What the task requires ▸ Reproduce all entries precisely as they are written.

Records from a data source
============================================================
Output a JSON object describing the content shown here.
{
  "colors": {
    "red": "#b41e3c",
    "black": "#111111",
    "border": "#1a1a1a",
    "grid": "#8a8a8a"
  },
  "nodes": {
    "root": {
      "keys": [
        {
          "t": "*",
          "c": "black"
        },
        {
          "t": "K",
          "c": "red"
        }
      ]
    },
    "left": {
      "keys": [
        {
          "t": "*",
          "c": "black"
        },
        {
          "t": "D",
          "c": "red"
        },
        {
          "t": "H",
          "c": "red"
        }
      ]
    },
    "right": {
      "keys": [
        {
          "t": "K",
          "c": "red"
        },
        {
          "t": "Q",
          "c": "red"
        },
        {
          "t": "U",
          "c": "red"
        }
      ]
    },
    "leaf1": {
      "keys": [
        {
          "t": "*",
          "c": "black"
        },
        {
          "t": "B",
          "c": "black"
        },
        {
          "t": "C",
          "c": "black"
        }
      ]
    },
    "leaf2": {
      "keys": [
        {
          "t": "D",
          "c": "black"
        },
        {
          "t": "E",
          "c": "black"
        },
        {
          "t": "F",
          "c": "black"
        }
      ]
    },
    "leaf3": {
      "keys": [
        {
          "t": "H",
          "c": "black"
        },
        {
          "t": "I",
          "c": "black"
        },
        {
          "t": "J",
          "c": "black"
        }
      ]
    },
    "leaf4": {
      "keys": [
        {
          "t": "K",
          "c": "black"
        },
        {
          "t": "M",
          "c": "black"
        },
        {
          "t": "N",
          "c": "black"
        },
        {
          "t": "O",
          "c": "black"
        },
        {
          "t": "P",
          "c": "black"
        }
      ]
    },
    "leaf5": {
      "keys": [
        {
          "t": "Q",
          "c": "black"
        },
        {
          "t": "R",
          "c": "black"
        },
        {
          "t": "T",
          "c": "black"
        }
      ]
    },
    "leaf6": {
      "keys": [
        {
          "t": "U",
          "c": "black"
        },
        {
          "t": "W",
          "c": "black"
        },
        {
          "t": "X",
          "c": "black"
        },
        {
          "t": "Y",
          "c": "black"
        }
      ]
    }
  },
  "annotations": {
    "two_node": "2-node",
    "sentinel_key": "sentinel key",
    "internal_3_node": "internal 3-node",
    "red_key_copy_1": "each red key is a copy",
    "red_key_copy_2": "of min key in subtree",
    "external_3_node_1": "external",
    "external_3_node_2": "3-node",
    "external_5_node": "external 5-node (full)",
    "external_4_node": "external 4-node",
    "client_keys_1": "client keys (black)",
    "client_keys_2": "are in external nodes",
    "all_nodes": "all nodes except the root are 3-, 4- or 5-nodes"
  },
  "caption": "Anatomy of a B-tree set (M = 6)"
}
============================================================
Response ▸
Output a JSON object describing the content shown here.
{
  "colors": {
    "red": "#b41e3c",
    "black": "#111111",
    "border": "#1a1a1a",
    "grid": "#8a8a8a"
  },
  "nodes": {
    "root": {
      "keys": [
        {
          "t": "*",
          "c": "black"
        },
        {
          "t": "K",
          "c": "red"
        }
      ]
    },
    "left": {
      "keys": [
        {
          "t": "*",
          "c": "black"
        },
        {
          "t": "D",
          "c": "red"
        },
        {
          "t": "H",
          "c": "red"
        }
      ]
    },
    "right": {
      "keys": [
        {
          "t": "K",
          "c": "red"
        },
        {
          "t": "Q",
          "c": "red"
        },
        {
          "t": "U",
          "c": "red"
        }
      ]
    },
    "leaf1": {
      "keys": [
        {
          "t": "*",
          "c": "black"
        },
        {
          "t": "B",
          "c": "black"
        },
        {
          "t": "C",
          "c": "black"
        }
      ]
    },
    "leaf2": {
      "keys": [
        {
          "t": "D",
          "c": "black"
        },
        {
          "t": "E",
          "c": "black"
        },
        {
          "t": "F",
          "c": "black"
        }
      ]
    },
    "leaf3": {
      "keys": [
        {
          "t": "H",
          "c": "black"
        },
        {
          "t": "I",
          "c": "black"
        },
        {
          "t": "J",
          "c": "black"
        }
      ]
    },
    "leaf4": {
      "keys": [
        {
          "t": "K",
          "c": "black"
        },
        {
          "t": "M",
          "c": "black"
        },
        {
          "t": "N",
          "c": "black"
        },
        {
          "t": "O",
          "c": "black"
        },
        {
          "t": "P",
          "c": "black"
        }
      ]
    },
    "leaf5": {
      "keys": [
        {
          "t": "Q",
          "c": "black"
        },
        {
          "t": "R",
          "c": "black"
        },
        {
          "t": "T",
          "c": "black"
        }
      ]
    },
    "leaf6": {
      "keys": [
        {
          "t": "U",
          "c": "black"
        },
        {
          "t": "W",
          "c": "black"
        },
        {
          "t": "X",
          "c": "black"
        },
        {
          "t": "Y",
          "c": "black"
        }
      ]
    }
  },
  "annotations": {
    "two_node": "2-node",
    "sentinel_key": "sentinel key",
    "internal_3_node": "internal 3-node",
    "red_key_copy_1": "each red key is a copy",
    "red_key_copy_2": "of min key in subtree",
    "external_3_node_1": "external",
    "external_3_node_2": "3-node",
    "external_5_node": "external 5-node (full)",
    "external_4_node": "external 4-node",
    "client_keys_1": "client keys (black)",
    "client_keys_2": "are in external nodes",
    "all_nodes": "all nodes except the root are 3-, 4- or 5-nodes"
  },
  "caption": "Anatomy of a B-tree set (M = 6)"
}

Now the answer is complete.